> Goal of the exercise
Give the lines from the one containing "- value-label-dic-2020-casa: 21.6: [674, 614, 715, 637]" to the one containing "- bar-dic-2020-automovil: [546, 497, 745, 518]", inclusive, as a numbered list with blank lines omitted.

[Excerpt from a dataset]
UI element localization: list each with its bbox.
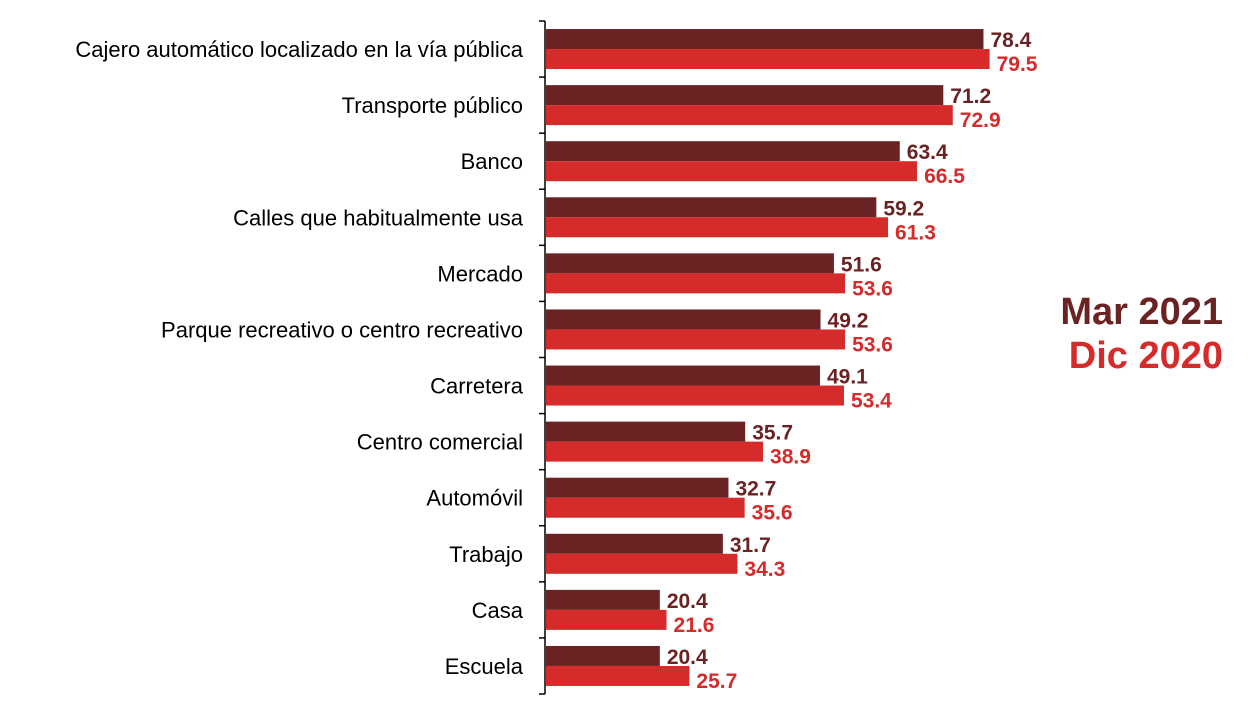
- value-label-dic-2020-casa: 21.6: [674, 614, 715, 637]
- bar-dic-2020-casa: [546, 609, 667, 630]
- bar-mar-2021-transporte-publico: [546, 85, 944, 106]
- value-label-mar-2021-casa: 20.4: [667, 590, 708, 613]
- value-label-mar-2021-centro-comercial: 35.7: [752, 422, 793, 445]
- value-label-dic-2020-automovil: 35.6: [752, 502, 793, 525]
- bar-mar-2021-automovil: [546, 477, 729, 498]
- bar-dic-2020-trabajo: [546, 553, 738, 574]
- bar-mar-2021-cajero-automatico-localizado-en-la-via-publica: [546, 29, 984, 50]
- bar-mar-2021-calles-que-habitualmente-usa: [546, 197, 877, 218]
- bar-dic-2020-automovil: [546, 497, 745, 518]
- legend: Mar 2021 Dic 2020: [1060, 290, 1223, 378]
- category-label-transporte-publico: Transporte público: [342, 93, 523, 118]
- y-axis: [539, 20, 546, 695]
- value-label-mar-2021-transporte-publico: 71.2: [950, 85, 991, 108]
- bar-dic-2020-banco: [546, 161, 918, 182]
- value-label-dic-2020-cajero-automatico-localizado-en-la-via-publica: 79.5: [997, 53, 1038, 76]
- category-label-mercado: Mercado: [437, 261, 523, 286]
- category-label-centro-comercial: Centro comercial: [357, 430, 523, 455]
- bar-mar-2021-trabajo: [546, 533, 723, 554]
- value-label-dic-2020-calles-que-habitualmente-usa: 61.3: [895, 221, 936, 244]
- value-label-dic-2020-centro-comercial: 38.9: [770, 446, 811, 469]
- value-label-mar-2021-mercado: 51.6: [841, 253, 882, 276]
- bar-dic-2020-cajero-automatico-localizado-en-la-via-publica: [546, 49, 990, 70]
- value-label-mar-2021-carretera: 49.1: [827, 366, 868, 389]
- value-label-dic-2020-mercado: 53.6: [852, 277, 893, 300]
- bar-dic-2020-transporte-publico: [546, 105, 953, 126]
- category-label-cajero-automatico-localizado-en-la-via-publica: Cajero automático localizado en la vía p…: [75, 37, 523, 62]
- legend-item-dic-2020: Dic 2020: [1068, 335, 1223, 377]
- category-label-calles-que-habitualmente-usa: Calles que habitualmente usa: [233, 205, 524, 230]
- value-label-mar-2021-automovil: 32.7: [735, 478, 776, 501]
- category-label-escuela: Escuela: [445, 654, 524, 679]
- value-label-dic-2020-transporte-publico: 72.9: [960, 109, 1001, 132]
- bars: [546, 29, 990, 686]
- legend-item-mar-2021: Mar 2021: [1060, 291, 1223, 333]
- category-label-automovil: Automóvil: [426, 486, 523, 511]
- bar-dic-2020-escuela: [546, 665, 690, 686]
- category-labels: Cajero automático localizado en la vía p…: [75, 37, 523, 679]
- value-label-mar-2021-cajero-automatico-localizado-en-la-via-publica: 78.4: [990, 29, 1031, 52]
- value-label-dic-2020-parque-recreativo-o-centro-recreativo: 53.6: [852, 333, 893, 356]
- bar-mar-2021-banco: [546, 141, 900, 162]
- bar-mar-2021-mercado: [546, 253, 834, 274]
- value-label-mar-2021-trabajo: 31.7: [730, 534, 771, 557]
- value-label-dic-2020-trabajo: 34.3: [744, 558, 785, 581]
- value-label-dic-2020-carretera: 53.4: [851, 390, 892, 413]
- value-label-mar-2021-parque-recreativo-o-centro-recreativo: 49.2: [828, 309, 869, 332]
- bar-mar-2021-casa: [546, 589, 660, 610]
- category-label-banco: Banco: [461, 149, 523, 174]
- bar-mar-2021-carretera: [546, 365, 820, 386]
- category-label-trabajo: Trabajo: [449, 542, 523, 567]
- bar-dic-2020-mercado: [546, 273, 846, 294]
- bar-dic-2020-carretera: [546, 385, 844, 406]
- bar-dic-2020-calles-que-habitualmente-usa: [546, 217, 889, 238]
- value-label-dic-2020-escuela: 25.7: [696, 670, 737, 693]
- bar-mar-2021-escuela: [546, 645, 660, 666]
- bar-dic-2020-centro-comercial: [546, 441, 764, 462]
- bar-mar-2021-parque-recreativo-o-centro-recreativo: [546, 309, 821, 330]
- bar-dic-2020-parque-recreativo-o-centro-recreativo: [546, 329, 846, 350]
- category-label-casa: Casa: [472, 598, 524, 623]
- value-label-dic-2020-banco: 66.5: [924, 165, 965, 188]
- value-label-mar-2021-banco: 63.4: [907, 141, 948, 164]
- value-label-mar-2021-calles-que-habitualmente-usa: 59.2: [883, 197, 924, 220]
- value-label-mar-2021-escuela: 20.4: [667, 646, 708, 669]
- bar-mar-2021-centro-comercial: [546, 421, 746, 442]
- category-label-carretera: Carretera: [430, 374, 524, 399]
- value-labels: 78.479.571.272.963.466.559.261.351.653.6…: [667, 29, 1038, 693]
- category-label-parque-recreativo-o-centro-recreativo: Parque recreativo o centro recreativo: [161, 317, 523, 342]
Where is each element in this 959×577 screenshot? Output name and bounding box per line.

> Full output
1. - value-label-dic-2020-casa: 21.6: [674, 614, 715, 637]
2. - bar-dic-2020-casa: [546, 609, 667, 630]
3. - bar-mar-2021-transporte-publico: [546, 85, 944, 106]
4. - value-label-mar-2021-casa: 20.4: [667, 590, 708, 613]
5. - value-label-mar-2021-centro-comercial: 35.7: [752, 422, 793, 445]
6. - value-label-dic-2020-automovil: 35.6: [752, 502, 793, 525]
7. - bar-mar-2021-automovil: [546, 477, 729, 498]
8. - bar-dic-2020-trabajo: [546, 553, 738, 574]
9. - bar-mar-2021-cajero-automatico-localizado-en-la-via-publica: [546, 29, 984, 50]
10. - bar-mar-2021-calles-que-habitualmente-usa: [546, 197, 877, 218]
11. - bar-dic-2020-automovil: [546, 497, 745, 518]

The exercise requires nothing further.